[Source records]
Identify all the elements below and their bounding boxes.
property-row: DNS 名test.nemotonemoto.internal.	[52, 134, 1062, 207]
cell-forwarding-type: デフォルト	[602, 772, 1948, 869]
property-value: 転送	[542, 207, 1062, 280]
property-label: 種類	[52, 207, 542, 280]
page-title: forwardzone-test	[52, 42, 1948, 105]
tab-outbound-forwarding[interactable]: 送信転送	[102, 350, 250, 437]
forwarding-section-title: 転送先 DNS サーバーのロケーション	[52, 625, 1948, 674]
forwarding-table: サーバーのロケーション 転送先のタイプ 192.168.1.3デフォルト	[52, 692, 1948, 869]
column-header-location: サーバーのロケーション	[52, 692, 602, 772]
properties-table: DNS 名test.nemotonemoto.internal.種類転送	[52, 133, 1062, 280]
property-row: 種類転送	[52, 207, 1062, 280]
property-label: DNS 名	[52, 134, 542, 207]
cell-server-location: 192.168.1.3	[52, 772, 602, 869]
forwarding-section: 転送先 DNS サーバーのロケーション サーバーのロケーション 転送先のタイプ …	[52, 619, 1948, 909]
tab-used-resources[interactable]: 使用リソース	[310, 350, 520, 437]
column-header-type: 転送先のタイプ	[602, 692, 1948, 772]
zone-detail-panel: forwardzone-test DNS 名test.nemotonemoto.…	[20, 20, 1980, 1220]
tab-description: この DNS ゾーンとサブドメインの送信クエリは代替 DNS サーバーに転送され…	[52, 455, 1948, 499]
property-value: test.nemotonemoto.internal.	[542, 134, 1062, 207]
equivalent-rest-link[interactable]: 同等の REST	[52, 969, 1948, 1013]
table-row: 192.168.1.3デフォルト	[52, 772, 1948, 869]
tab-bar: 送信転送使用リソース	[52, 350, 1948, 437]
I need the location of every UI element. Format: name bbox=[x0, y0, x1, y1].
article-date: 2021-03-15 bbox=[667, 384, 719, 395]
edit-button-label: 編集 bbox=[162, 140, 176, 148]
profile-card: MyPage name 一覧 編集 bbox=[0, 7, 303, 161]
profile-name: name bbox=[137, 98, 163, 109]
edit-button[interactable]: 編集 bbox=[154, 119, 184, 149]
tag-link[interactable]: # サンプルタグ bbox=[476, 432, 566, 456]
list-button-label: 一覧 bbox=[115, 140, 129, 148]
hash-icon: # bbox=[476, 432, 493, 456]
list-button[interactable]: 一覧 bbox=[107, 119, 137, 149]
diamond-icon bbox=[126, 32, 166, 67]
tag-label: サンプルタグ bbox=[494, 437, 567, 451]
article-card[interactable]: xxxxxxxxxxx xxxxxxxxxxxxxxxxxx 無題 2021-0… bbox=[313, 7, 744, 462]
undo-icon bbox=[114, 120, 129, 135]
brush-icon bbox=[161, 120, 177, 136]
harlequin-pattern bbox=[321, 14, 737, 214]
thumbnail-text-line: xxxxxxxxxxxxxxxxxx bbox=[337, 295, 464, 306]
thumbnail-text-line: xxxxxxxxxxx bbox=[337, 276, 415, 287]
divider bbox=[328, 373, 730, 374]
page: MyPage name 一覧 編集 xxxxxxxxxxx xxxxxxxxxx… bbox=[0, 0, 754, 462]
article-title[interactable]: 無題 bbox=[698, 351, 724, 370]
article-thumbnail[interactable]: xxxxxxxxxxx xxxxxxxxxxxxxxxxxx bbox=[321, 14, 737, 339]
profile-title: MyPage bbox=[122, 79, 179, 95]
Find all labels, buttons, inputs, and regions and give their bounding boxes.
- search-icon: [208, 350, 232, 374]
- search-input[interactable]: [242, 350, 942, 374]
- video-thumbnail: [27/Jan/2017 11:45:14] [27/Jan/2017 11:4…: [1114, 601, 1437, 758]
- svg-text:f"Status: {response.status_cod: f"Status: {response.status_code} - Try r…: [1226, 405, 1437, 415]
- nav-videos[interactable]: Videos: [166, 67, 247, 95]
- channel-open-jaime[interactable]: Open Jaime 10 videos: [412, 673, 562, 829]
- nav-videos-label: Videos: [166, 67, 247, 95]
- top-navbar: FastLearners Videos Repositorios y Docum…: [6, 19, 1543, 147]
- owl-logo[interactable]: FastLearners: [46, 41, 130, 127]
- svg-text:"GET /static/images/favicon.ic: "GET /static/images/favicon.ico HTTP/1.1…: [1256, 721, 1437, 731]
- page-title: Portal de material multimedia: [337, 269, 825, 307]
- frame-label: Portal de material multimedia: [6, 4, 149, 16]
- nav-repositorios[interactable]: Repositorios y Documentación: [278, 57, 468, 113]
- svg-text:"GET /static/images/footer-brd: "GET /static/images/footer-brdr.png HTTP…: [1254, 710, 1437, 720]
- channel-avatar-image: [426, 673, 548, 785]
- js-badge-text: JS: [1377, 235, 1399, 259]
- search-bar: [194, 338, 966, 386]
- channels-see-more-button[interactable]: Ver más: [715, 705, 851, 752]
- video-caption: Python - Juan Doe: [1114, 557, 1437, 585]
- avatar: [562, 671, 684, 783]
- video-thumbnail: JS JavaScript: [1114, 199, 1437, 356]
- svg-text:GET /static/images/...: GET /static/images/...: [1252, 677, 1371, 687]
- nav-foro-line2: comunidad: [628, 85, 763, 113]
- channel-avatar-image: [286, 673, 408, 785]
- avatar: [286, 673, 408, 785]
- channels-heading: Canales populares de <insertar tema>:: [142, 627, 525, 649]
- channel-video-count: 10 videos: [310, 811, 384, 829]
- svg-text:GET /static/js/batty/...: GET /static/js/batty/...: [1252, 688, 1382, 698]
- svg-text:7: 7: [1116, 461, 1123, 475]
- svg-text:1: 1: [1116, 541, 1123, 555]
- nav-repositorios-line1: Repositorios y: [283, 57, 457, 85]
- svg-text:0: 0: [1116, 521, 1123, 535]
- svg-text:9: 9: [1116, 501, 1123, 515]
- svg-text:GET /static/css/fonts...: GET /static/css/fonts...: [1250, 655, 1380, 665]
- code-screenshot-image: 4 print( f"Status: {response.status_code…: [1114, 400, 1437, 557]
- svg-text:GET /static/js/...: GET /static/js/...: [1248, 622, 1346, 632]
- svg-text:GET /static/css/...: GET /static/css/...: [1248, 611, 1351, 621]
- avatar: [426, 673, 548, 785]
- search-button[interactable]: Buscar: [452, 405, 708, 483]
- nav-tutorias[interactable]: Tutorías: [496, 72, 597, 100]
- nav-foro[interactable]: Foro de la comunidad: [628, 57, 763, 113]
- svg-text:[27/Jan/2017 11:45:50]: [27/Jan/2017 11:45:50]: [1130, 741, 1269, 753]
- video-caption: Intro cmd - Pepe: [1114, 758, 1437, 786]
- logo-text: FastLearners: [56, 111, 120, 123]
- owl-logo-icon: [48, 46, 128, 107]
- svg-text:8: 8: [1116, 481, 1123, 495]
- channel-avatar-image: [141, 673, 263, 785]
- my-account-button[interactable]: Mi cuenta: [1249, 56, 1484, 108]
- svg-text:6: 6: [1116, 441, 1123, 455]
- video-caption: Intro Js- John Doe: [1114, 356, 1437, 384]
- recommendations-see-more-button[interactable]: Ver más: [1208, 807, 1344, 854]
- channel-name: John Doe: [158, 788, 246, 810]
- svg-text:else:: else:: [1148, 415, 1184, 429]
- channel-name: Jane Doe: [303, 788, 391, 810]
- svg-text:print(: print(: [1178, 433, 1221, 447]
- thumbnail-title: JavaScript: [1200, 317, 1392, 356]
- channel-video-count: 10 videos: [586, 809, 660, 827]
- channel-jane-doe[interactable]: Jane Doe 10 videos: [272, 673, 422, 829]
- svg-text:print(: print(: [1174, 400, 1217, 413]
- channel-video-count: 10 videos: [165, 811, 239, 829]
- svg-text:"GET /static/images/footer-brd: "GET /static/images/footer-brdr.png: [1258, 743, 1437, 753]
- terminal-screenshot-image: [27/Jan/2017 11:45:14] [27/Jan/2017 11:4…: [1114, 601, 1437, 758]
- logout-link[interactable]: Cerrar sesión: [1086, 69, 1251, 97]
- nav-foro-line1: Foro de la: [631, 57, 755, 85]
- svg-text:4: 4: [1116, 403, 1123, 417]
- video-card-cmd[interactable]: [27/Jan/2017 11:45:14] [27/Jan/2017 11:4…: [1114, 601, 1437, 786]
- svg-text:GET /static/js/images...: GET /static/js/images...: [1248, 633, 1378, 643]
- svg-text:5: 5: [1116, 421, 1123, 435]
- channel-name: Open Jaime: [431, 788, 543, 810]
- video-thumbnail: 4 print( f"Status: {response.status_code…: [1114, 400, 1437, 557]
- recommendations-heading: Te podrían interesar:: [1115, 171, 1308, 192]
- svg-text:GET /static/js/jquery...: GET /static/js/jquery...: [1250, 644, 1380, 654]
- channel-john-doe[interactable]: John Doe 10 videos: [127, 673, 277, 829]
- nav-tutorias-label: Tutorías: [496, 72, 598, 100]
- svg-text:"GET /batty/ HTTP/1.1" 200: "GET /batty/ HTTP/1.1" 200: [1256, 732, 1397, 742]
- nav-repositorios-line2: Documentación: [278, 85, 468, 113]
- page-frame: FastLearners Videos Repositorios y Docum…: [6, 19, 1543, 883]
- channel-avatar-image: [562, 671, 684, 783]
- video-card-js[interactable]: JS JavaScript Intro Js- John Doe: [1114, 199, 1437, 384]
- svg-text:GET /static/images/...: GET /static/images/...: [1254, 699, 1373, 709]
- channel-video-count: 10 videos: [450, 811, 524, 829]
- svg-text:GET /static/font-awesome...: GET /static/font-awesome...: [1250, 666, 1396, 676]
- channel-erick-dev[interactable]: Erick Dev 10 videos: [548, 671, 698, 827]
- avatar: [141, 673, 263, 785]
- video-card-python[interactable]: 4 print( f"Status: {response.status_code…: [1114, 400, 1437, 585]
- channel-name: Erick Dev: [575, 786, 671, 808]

• _BRIEF_
Copy the listing verbatim, starting at its first line and ending with the line that contains "295, 464, 306]", both included.

• _OUTPUT OF THE EXERCISE_
Identify all the elements below and their bounding boxes.
property-row: DNS 名test.nemotonemoto.internal.	[52, 134, 1062, 207]
cell-forwarding-type: デフォルト	[602, 772, 1948, 869]
property-value: 転送	[542, 207, 1062, 280]
property-label: 種類	[52, 207, 542, 280]
page-title: forwardzone-test	[52, 42, 1948, 105]
tab-outbound-forwarding[interactable]: 送信転送	[102, 350, 250, 437]
forwarding-section-title: 転送先 DNS サーバーのロケーション	[52, 625, 1948, 674]
forwarding-table: サーバーのロケーション 転送先のタイプ 192.168.1.3デフォルト	[52, 692, 1948, 869]
column-header-location: サーバーのロケーション	[52, 692, 602, 772]
properties-table: DNS 名test.nemotonemoto.internal.種類転送	[52, 133, 1062, 280]
property-row: 種類転送	[52, 207, 1062, 280]
property-label: DNS 名	[52, 134, 542, 207]
cell-server-location: 192.168.1.3	[52, 772, 602, 869]
forwarding-section: 転送先 DNS サーバーのロケーション サーバーのロケーション 転送先のタイプ …	[52, 619, 1948, 909]
tab-used-resources[interactable]: 使用リソース	[310, 350, 520, 437]
column-header-type: 転送先のタイプ	[602, 692, 1948, 772]
zone-detail-panel: forwardzone-test DNS 名test.nemotonemoto.…	[20, 20, 1980, 1220]
tab-description: この DNS ゾーンとサブドメインの送信クエリは代替 DNS サーバーに転送され…	[52, 455, 1948, 499]
property-value: test.nemotonemoto.internal.	[542, 134, 1062, 207]
equivalent-rest-link[interactable]: 同等の REST	[52, 969, 1948, 1013]
table-row: 192.168.1.3デフォルト	[52, 772, 1948, 869]
tab-bar: 送信転送使用リソース	[52, 350, 1948, 437]
I need the location of every UI element. Format: name bbox=[x0, y0, x1, y1].
article-date: 2021-03-15 bbox=[667, 384, 719, 395]
edit-button-label: 編集 bbox=[162, 140, 176, 148]
profile-card: MyPage name 一覧 編集 bbox=[0, 7, 303, 161]
profile-name: name bbox=[137, 98, 163, 109]
edit-button[interactable]: 編集 bbox=[154, 119, 184, 149]
tag-link[interactable]: # サンプルタグ bbox=[476, 432, 566, 456]
list-button-label: 一覧 bbox=[115, 140, 129, 148]
hash-icon: # bbox=[476, 432, 493, 456]
list-button[interactable]: 一覧 bbox=[107, 119, 137, 149]
diamond-icon bbox=[126, 32, 166, 67]
tag-label: サンプルタグ bbox=[494, 437, 567, 451]
article-card[interactable]: xxxxxxxxxxx xxxxxxxxxxxxxxxxxx 無題 2021-0… bbox=[313, 7, 744, 462]
undo-icon bbox=[114, 120, 129, 135]
brush-icon bbox=[161, 120, 177, 136]
harlequin-pattern bbox=[321, 14, 737, 214]
thumbnail-text-line: xxxxxxxxxxxxxxxxxx bbox=[337, 295, 464, 306]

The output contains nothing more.